Spatial annotation records:
···

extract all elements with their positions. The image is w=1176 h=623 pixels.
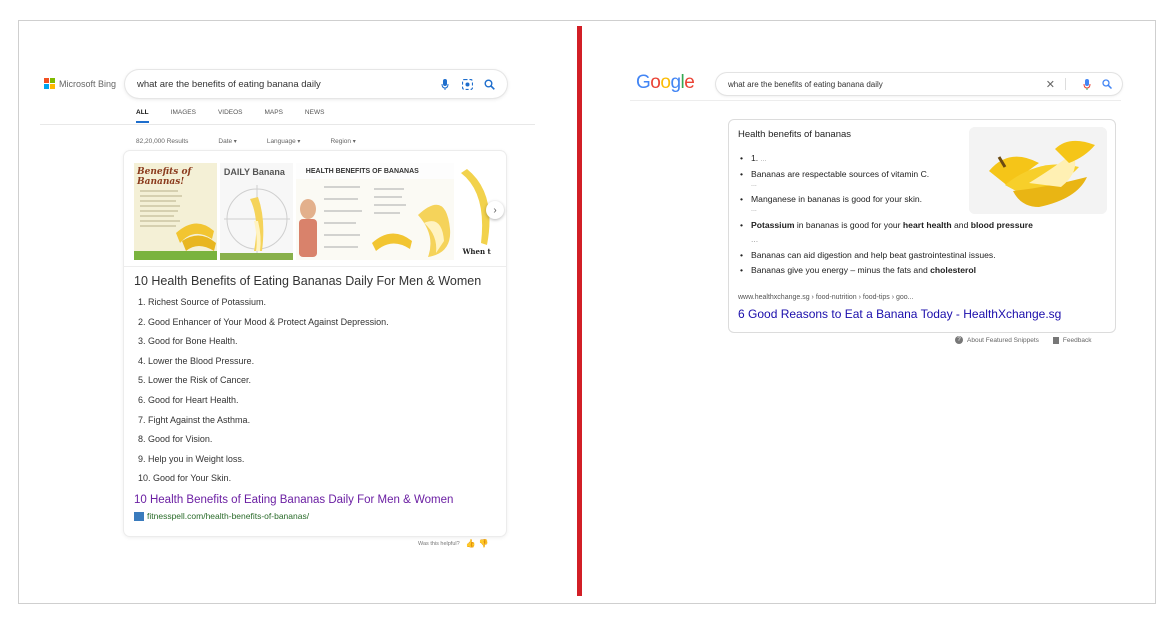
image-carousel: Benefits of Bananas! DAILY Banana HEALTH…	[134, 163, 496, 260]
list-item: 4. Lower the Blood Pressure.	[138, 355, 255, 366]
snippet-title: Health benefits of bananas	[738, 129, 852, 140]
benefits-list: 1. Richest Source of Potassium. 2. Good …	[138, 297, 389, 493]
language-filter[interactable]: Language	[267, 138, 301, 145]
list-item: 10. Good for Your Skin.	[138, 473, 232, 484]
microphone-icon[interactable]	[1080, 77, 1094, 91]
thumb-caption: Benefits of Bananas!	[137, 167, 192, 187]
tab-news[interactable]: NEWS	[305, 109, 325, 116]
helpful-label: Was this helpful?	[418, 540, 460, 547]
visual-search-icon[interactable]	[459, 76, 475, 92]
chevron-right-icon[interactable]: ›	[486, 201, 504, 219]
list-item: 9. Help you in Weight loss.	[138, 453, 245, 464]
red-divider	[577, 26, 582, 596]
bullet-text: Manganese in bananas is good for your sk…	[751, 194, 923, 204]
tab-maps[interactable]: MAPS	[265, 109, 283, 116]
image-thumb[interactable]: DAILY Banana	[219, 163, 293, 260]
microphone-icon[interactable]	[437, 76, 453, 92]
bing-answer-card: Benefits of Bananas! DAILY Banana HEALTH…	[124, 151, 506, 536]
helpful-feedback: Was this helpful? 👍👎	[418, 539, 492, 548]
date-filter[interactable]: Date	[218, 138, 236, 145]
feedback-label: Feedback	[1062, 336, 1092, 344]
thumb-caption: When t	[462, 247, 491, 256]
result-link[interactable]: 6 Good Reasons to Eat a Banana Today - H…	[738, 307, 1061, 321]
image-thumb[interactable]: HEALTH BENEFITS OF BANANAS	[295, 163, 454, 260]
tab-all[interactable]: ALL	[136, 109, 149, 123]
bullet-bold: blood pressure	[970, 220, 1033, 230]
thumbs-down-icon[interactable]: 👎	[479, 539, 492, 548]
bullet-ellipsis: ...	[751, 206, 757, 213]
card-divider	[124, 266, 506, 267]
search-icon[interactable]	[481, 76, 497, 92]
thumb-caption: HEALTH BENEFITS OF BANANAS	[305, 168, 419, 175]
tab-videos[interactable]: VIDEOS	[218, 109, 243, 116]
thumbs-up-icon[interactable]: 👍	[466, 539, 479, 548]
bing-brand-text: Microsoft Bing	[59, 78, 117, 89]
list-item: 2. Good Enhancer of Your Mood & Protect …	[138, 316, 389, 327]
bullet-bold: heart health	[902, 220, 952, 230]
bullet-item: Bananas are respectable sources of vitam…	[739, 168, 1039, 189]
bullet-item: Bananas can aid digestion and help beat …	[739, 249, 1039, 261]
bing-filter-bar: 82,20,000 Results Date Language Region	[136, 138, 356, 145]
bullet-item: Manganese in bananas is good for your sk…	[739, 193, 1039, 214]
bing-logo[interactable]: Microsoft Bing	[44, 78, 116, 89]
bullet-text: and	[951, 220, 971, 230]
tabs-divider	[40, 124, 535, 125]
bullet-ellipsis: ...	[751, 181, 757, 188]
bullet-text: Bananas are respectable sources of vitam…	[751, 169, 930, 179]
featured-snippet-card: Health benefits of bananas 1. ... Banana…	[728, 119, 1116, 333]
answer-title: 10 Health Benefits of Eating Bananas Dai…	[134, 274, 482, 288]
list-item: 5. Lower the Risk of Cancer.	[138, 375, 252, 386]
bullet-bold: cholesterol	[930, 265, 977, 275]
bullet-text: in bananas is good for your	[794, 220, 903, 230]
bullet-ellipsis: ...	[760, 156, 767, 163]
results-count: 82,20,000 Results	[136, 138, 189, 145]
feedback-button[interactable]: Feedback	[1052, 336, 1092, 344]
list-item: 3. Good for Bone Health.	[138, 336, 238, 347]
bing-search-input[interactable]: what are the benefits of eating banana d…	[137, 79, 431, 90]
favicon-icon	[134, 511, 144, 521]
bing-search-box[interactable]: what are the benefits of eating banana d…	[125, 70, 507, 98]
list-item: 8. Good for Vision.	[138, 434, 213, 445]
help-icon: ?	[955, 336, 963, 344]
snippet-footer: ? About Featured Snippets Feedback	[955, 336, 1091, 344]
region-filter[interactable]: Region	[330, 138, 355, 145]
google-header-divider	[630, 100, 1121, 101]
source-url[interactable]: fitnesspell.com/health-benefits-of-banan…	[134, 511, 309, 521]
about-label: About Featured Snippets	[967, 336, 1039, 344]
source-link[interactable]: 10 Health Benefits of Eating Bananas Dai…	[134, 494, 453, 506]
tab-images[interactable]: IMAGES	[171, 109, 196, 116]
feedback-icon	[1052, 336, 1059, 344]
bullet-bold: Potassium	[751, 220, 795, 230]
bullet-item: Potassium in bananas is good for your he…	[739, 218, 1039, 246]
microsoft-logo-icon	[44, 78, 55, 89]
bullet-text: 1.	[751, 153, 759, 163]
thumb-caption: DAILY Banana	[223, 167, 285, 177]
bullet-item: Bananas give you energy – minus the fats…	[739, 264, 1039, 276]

···

Return all the records above word for word, but leave out the pictures.

extract all elements with their positions. The image is w=1176 h=623 pixels.
image-carousel: Benefits of Bananas! DAILY Banana HEALTH…	[134, 163, 496, 260]
list-item: 4. Lower the Blood Pressure.	[138, 355, 255, 366]
snippet-title: Health benefits of bananas	[738, 129, 852, 140]
benefits-list: 1. Richest Source of Potassium. 2. Good …	[138, 297, 389, 493]
language-filter[interactable]: Language	[267, 138, 301, 145]
list-item: 10. Good for Your Skin.	[138, 473, 232, 484]
microphone-icon[interactable]	[1080, 77, 1094, 91]
thumb-caption: Benefits of Bananas!	[137, 167, 192, 187]
tab-news[interactable]: NEWS	[305, 109, 325, 116]
helpful-label: Was this helpful?	[418, 540, 460, 547]
visual-search-icon[interactable]	[459, 76, 475, 92]
chevron-right-icon[interactable]: ›	[486, 201, 504, 219]
list-item: 9. Help you in Weight loss.	[138, 453, 245, 464]
red-divider	[577, 26, 582, 596]
bullet-text: Manganese in bananas is good for your sk…	[751, 194, 923, 204]
tab-maps[interactable]: MAPS	[265, 109, 283, 116]
image-thumb[interactable]: DAILY Banana	[219, 163, 293, 260]
microphone-icon[interactable]	[437, 76, 453, 92]
bing-answer-card: Benefits of Bananas! DAILY Banana HEALTH…	[124, 151, 506, 536]
helpful-feedback: Was this helpful? 👍👎	[418, 539, 492, 548]
date-filter[interactable]: Date	[218, 138, 236, 145]
feedback-label: Feedback	[1062, 336, 1092, 344]
thumb-caption: When t	[462, 247, 491, 256]
result-link[interactable]: 6 Good Reasons to Eat a Banana Today - H…	[738, 307, 1061, 321]
image-thumb[interactable]: HEALTH BENEFITS OF BANANAS	[295, 163, 454, 260]
tab-all[interactable]: ALL	[136, 109, 149, 123]
bullet-bold: blood pressure	[970, 220, 1033, 230]
thumbs-down-icon[interactable]: 👎	[479, 539, 492, 548]
bullet-ellipsis: ...	[751, 206, 757, 213]
card-divider	[124, 266, 506, 267]
search-icon[interactable]	[481, 76, 497, 92]
thumb-caption: HEALTH BENEFITS OF BANANAS	[305, 168, 419, 175]
tab-videos[interactable]: VIDEOS	[218, 109, 243, 116]
thumbs-up-icon[interactable]: 👍	[466, 539, 479, 548]
bing-brand-text: Microsoft Bing	[59, 78, 117, 89]
list-item: 2. Good Enhancer of Your Mood & Protect …	[138, 316, 389, 327]
bullet-bold: heart health	[902, 220, 952, 230]
bullet-item: Bananas are respectable sources of vitam…	[739, 168, 1039, 189]
bullet-item: Bananas can aid digestion and help beat …	[739, 249, 1039, 261]
bing-filter-bar: 82,20,000 Results Date Language Region	[136, 138, 356, 145]
bullet-item: Manganese in bananas is good for your sk…	[739, 193, 1039, 214]
bing-logo[interactable]: Microsoft Bing	[44, 78, 116, 89]
bullet-text: and	[951, 220, 971, 230]
tabs-divider	[40, 124, 535, 125]
bullet-ellipsis: ...	[751, 181, 757, 188]
bullet-text: Bananas are respectable sources of vitam…	[751, 169, 930, 179]
featured-snippet-card: Health benefits of bananas 1. ... Banana…	[728, 119, 1116, 333]
answer-title: 10 Health Benefits of Eating Bananas Dai…	[134, 274, 482, 288]
list-item: 5. Lower the Risk of Cancer.	[138, 375, 252, 386]
bullet-bold: cholesterol	[930, 265, 977, 275]
bullet-text: in bananas is good for your	[794, 220, 903, 230]
bullet-ellipsis: ...	[760, 156, 767, 163]
results-count: 82,20,000 Results	[136, 138, 189, 145]
feedback-button[interactable]: Feedback	[1052, 336, 1092, 344]
list-item: 3. Good for Bone Health.	[138, 336, 238, 347]
bing-search-input[interactable]: what are the benefits of eating banana d…	[137, 79, 431, 90]
favicon-icon	[134, 511, 144, 521]
bing-search-box[interactable]: what are the benefits of eating banana d…	[125, 70, 507, 98]
list-item: 8. Good for Vision.	[138, 434, 213, 445]
help-icon: ?	[955, 336, 963, 344]
snippet-footer: ? About Featured Snippets Feedback	[955, 336, 1091, 344]
region-filter[interactable]: Region	[330, 138, 355, 145]
google-header-divider	[630, 100, 1121, 101]
source-url[interactable]: fitnesspell.com/health-benefits-of-banan…	[134, 511, 309, 521]
about-label: About Featured Snippets	[967, 336, 1039, 344]
source-link[interactable]: 10 Health Benefits of Eating Bananas Dai…	[134, 494, 453, 506]
tab-images[interactable]: IMAGES	[171, 109, 196, 116]
feedback-icon	[1052, 336, 1059, 344]
bullet-bold: Potassium	[751, 220, 795, 230]
bullet-item: Potassium in bananas is good for your he…	[739, 218, 1039, 246]
microsoft-logo-icon	[44, 78, 55, 89]
bullet-text: 1.	[751, 153, 759, 163]
thumb-caption: DAILY Banana	[223, 167, 285, 177]
bullet-item: Bananas give you energy – minus the fats…	[739, 264, 1039, 276]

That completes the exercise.